GIVEN EXERCISE => Find the lines with "JSON" in them and copy them out.

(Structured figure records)
=======
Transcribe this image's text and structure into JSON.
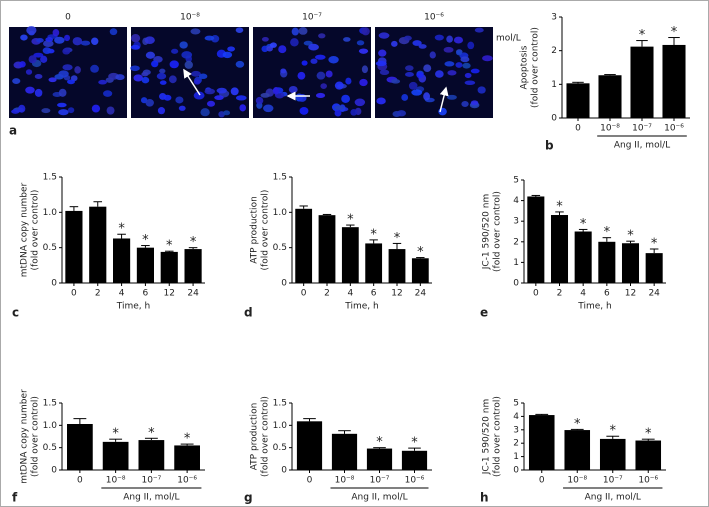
{
  "panel_a": {
    "label": "a",
    "columns": [
      "0",
      "10⁻⁸",
      "10⁻⁷",
      "10⁻⁶"
    ],
    "unit": "mol/L"
  },
  "chart_data": [
    {
      "type": "bar",
      "label": "b",
      "ylabel": [
        "Apoptosis",
        "(fold over control)"
      ],
      "categories": [
        "0",
        "10⁻⁸",
        "10⁻⁷",
        "10⁻⁶"
      ],
      "values": [
        1.03,
        1.27,
        2.12,
        2.17
      ],
      "errors": [
        0.03,
        0.02,
        0.18,
        0.22
      ],
      "significance": [
        null,
        null,
        "*",
        "*"
      ],
      "group_label": "Ang II, mol/L",
      "ylim": [
        0,
        3
      ],
      "yticks": [
        0,
        1,
        2,
        3
      ],
      "color": "#000000"
    },
    {
      "type": "bar",
      "label": "c",
      "ylabel": [
        "mtDNA copy number",
        "(fold over control)"
      ],
      "categories": [
        "0",
        "2",
        "4",
        "6",
        "12",
        "24"
      ],
      "values": [
        1.02,
        1.08,
        0.63,
        0.5,
        0.44,
        0.48
      ],
      "errors": [
        0.06,
        0.07,
        0.06,
        0.03,
        0.01,
        0.02
      ],
      "significance": [
        null,
        null,
        "*",
        "*",
        "*",
        "*"
      ],
      "xlabel": "Time, h",
      "ylim": [
        0,
        1.5
      ],
      "yticks": [
        0,
        0.5,
        {
          "value": 1,
          "label": "1.0"
        },
        1.5
      ],
      "color": "#000000"
    },
    {
      "type": "bar",
      "label": "d",
      "ylabel": [
        "ATP production",
        "(fold over control)"
      ],
      "categories": [
        "0",
        "2",
        "4",
        "6",
        "12",
        "24"
      ],
      "values": [
        1.05,
        0.96,
        0.79,
        0.56,
        0.48,
        0.35
      ],
      "errors": [
        0.04,
        0.01,
        0.03,
        0.05,
        0.08,
        0.01
      ],
      "significance": [
        null,
        null,
        "*",
        "*",
        "*",
        "*"
      ],
      "xlabel": "Time, h",
      "ylim": [
        0,
        1.5
      ],
      "yticks": [
        0,
        0.5,
        {
          "value": 1,
          "label": "1.0"
        },
        1.5
      ],
      "color": "#000000"
    },
    {
      "type": "bar",
      "label": "e",
      "ylabel": [
        "JC-1 590/520 nm",
        "(fold over control)"
      ],
      "categories": [
        "0",
        "2",
        "4",
        "6",
        "12",
        "24"
      ],
      "values": [
        4.2,
        3.3,
        2.5,
        2.0,
        1.93,
        1.45
      ],
      "errors": [
        0.05,
        0.15,
        0.1,
        0.2,
        0.1,
        0.2
      ],
      "significance": [
        null,
        "*",
        "*",
        "*",
        "*",
        "*"
      ],
      "xlabel": "Time, h",
      "ylim": [
        0,
        5
      ],
      "yticks": [
        0,
        1,
        2,
        3,
        4,
        5
      ],
      "color": "#000000"
    },
    {
      "type": "bar",
      "label": "f",
      "ylabel": [
        "mtDNA copy number",
        "(fold over control)"
      ],
      "categories": [
        "0",
        "10⁻⁸",
        "10⁻⁷",
        "10⁻⁶"
      ],
      "values": [
        1.03,
        0.63,
        0.67,
        0.55
      ],
      "errors": [
        0.12,
        0.06,
        0.04,
        0.03
      ],
      "significance": [
        null,
        "*",
        "*",
        "*"
      ],
      "group_label": "Ang II, mol/L",
      "ylim": [
        0,
        1.5
      ],
      "yticks": [
        0,
        0.5,
        {
          "value": 1,
          "label": "1.0"
        },
        1.5
      ],
      "color": "#000000"
    },
    {
      "type": "bar",
      "label": "g",
      "ylabel": [
        "ATP production",
        "(fold over control)"
      ],
      "categories": [
        "0",
        "10⁻⁸",
        "10⁻⁷",
        "10⁻⁶"
      ],
      "values": [
        1.09,
        0.81,
        0.48,
        0.43
      ],
      "errors": [
        0.06,
        0.07,
        0.02,
        0.06
      ],
      "significance": [
        null,
        null,
        "*",
        "*"
      ],
      "group_label": "Ang II, mol/L",
      "ylim": [
        0,
        1.5
      ],
      "yticks": [
        0,
        0.5,
        {
          "value": 1,
          "label": "1.0"
        },
        1.5
      ],
      "color": "#000000"
    },
    {
      "type": "bar",
      "label": "h",
      "ylabel": [
        "JC-1 590/520 nm",
        "(fold over control)"
      ],
      "categories": [
        "0",
        "10⁻⁸",
        "10⁻⁷",
        "10⁻⁶"
      ],
      "values": [
        4.1,
        2.98,
        2.32,
        2.2
      ],
      "errors": [
        0.05,
        0.05,
        0.2,
        0.1
      ],
      "significance": [
        null,
        "*",
        "*",
        "*"
      ],
      "group_label": "Ang II, mol/L",
      "ylim": [
        0,
        5
      ],
      "yticks": [
        0,
        1,
        2,
        3,
        4,
        5
      ],
      "color": "#000000"
    }
  ]
}
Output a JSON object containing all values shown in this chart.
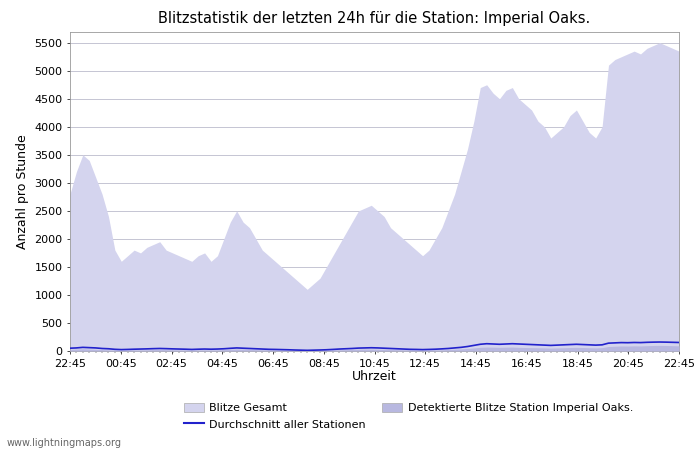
{
  "title": "Blitzstatistik der letzten 24h für die Station: Imperial Oaks.",
  "xlabel": "Uhrzeit",
  "ylabel": "Anzahl pro Stunde",
  "watermark": "www.lightningmaps.org",
  "yticks": [
    0,
    500,
    1000,
    1500,
    2000,
    2500,
    3000,
    3500,
    4000,
    4500,
    5000,
    5500
  ],
  "ylim": [
    0,
    5700
  ],
  "xtick_labels": [
    "22:45",
    "00:45",
    "02:45",
    "04:45",
    "06:45",
    "08:45",
    "10:45",
    "12:45",
    "14:45",
    "16:45",
    "18:45",
    "20:45",
    "22:45"
  ],
  "bg_color": "#ffffff",
  "plot_bg_color": "#ffffff",
  "grid_color": "#bbbbcc",
  "fill_color_gesamt": "#d4d4ee",
  "fill_color_station": "#b8b8e0",
  "line_color_avg": "#2222cc",
  "legend_labels": [
    "Blitze Gesamt",
    "Durchschnitt aller Stationen",
    "Detektierte Blitze Station Imperial Oaks."
  ],
  "gesamt_y": [
    2800,
    3200,
    3500,
    3400,
    3100,
    2800,
    2400,
    1800,
    1600,
    1700,
    1800,
    1750,
    1850,
    1900,
    1950,
    1800,
    1750,
    1700,
    1650,
    1600,
    1700,
    1750,
    1600,
    1700,
    2000,
    2300,
    2500,
    2300,
    2200,
    2000,
    1800,
    1700,
    1600,
    1500,
    1400,
    1300,
    1200,
    1100,
    1200,
    1300,
    1500,
    1700,
    1900,
    2100,
    2300,
    2500,
    2550,
    2600,
    2500,
    2400,
    2200,
    2100,
    2000,
    1900,
    1800,
    1700,
    1800,
    2000,
    2200,
    2500,
    2800,
    3200,
    3600,
    4100,
    4700,
    4750,
    4600,
    4500,
    4650,
    4700,
    4500,
    4400,
    4300,
    4100,
    4000,
    3800,
    3900,
    4000,
    4200,
    4300,
    4100,
    3900,
    3800,
    4000,
    5100,
    5200,
    5250,
    5300,
    5350,
    5300,
    5400,
    5450,
    5500,
    5450,
    5400,
    5350
  ],
  "station_y": [
    30,
    35,
    40,
    35,
    30,
    25,
    20,
    15,
    12,
    15,
    18,
    20,
    22,
    25,
    28,
    25,
    22,
    20,
    18,
    15,
    18,
    20,
    18,
    20,
    25,
    30,
    35,
    32,
    28,
    25,
    22,
    20,
    18,
    15,
    12,
    10,
    10,
    8,
    10,
    12,
    15,
    18,
    22,
    25,
    28,
    32,
    35,
    35,
    32,
    30,
    28,
    25,
    22,
    20,
    18,
    15,
    18,
    20,
    22,
    28,
    32,
    38,
    45,
    55,
    65,
    70,
    68,
    65,
    68,
    70,
    65,
    62,
    60,
    58,
    55,
    52,
    55,
    58,
    62,
    65,
    62,
    58,
    55,
    60,
    80,
    85,
    90,
    88,
    92,
    90,
    95,
    98,
    100,
    98,
    95,
    92
  ],
  "avg_y": [
    50,
    55,
    65,
    60,
    55,
    45,
    40,
    30,
    25,
    28,
    32,
    35,
    38,
    42,
    45,
    42,
    38,
    35,
    32,
    28,
    32,
    35,
    32,
    35,
    40,
    48,
    55,
    50,
    45,
    40,
    35,
    30,
    28,
    25,
    22,
    18,
    15,
    12,
    15,
    18,
    22,
    28,
    35,
    40,
    45,
    52,
    55,
    58,
    55,
    50,
    45,
    40,
    35,
    30,
    28,
    25,
    28,
    32,
    38,
    45,
    55,
    65,
    80,
    100,
    120,
    130,
    125,
    120,
    125,
    130,
    125,
    120,
    115,
    110,
    105,
    100,
    105,
    110,
    115,
    120,
    115,
    110,
    105,
    110,
    140,
    145,
    150,
    148,
    152,
    150,
    155,
    158,
    160,
    158,
    155,
    152
  ],
  "n_points": 96
}
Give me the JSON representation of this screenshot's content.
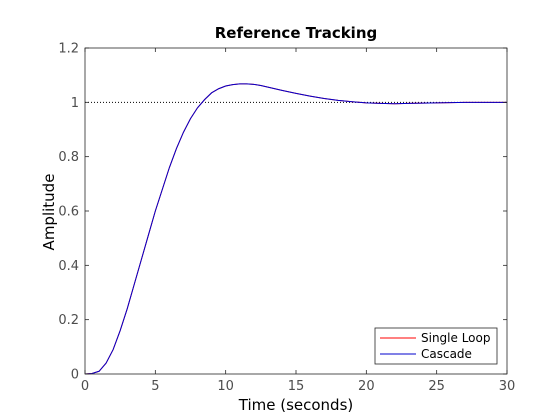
=======
RESULT =>
Transcribe this image's text and structure into JSON.
Output a JSON object containing all values shown in this chart.
Give me the JSON representation of this screenshot's content.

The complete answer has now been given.